Last month, ZeniMax Media Inc. shocked the game industry by buying id Software, the previously fiercely independent developer of Doom 3 and the forthcoming Rage. Speaking with GameSpot, id CTO John Carmack said the fact the Bethesda Softworks parent was a privately held company was a big reason it won out over publically traded rivals like Activision or Electronic Arts.
"Another key advantage about ZeniMax is that it's a private company. They do not have quarterly reports that have to go out, and they don't have to worry about making their publicly stated targets," said the programming legend.
That said, ZeniMax still has to file financial disclosures to the Security and Exchange Commission when it borrows large sums of money. Today, the company filed a Form D a "Notice of Exempt Offering of Securities" with the SEC for $105 million in "convertible notes and promissory notes issued in connection with the acquisition of substantially all of the assets of Id Software, Inc."
The notice did not list the lenders that offered up the sum, nor whether $105 million was the final price paid for the id. Reps for ZeniMax had not responded to requests for comment on the deal's financial particulars as of press time. However, the company has proven its fund-raising acumen before, drumming up $300 million in October 2007 for a mystery massively multiplayer game.
Today's SEC filing also revealed that Todd Hollenshead, former CEO and current president of id, now sits on ZeniMax's board of directors. Led by CEO Robert Altman, the board boasts several other major media figures, including film producer and nascent game impresario Jerry Bruckheimer and Leslie Moonves, CEO of GameSpot parent company CBS Corp.

=== Instructions for the task ===
Translate this sentence from the article on ZeniMax buying id Software into Spanish: "Reps for ZeniMax had not responded to requests for comment on the deal's financial particulars as of press time." The items come from a different source and have no tie to this article.

=== Data for analysis ===
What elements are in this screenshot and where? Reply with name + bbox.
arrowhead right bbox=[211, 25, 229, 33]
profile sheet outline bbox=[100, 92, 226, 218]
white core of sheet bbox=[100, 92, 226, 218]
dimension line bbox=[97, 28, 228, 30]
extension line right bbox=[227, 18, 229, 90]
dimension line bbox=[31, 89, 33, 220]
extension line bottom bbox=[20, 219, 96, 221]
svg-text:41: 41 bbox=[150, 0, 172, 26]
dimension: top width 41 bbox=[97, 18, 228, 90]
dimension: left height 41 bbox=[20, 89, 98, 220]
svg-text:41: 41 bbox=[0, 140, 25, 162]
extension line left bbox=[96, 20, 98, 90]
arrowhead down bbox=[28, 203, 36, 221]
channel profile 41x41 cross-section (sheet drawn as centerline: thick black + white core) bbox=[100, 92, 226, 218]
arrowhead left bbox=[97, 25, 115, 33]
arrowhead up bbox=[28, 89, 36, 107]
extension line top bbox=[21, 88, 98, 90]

=== Answer box ===
Los representantes de ZeniMax no habían respondido a las solicitudes de comentarios sobre los detalles financieros del acuerdo al cierre de esta edición.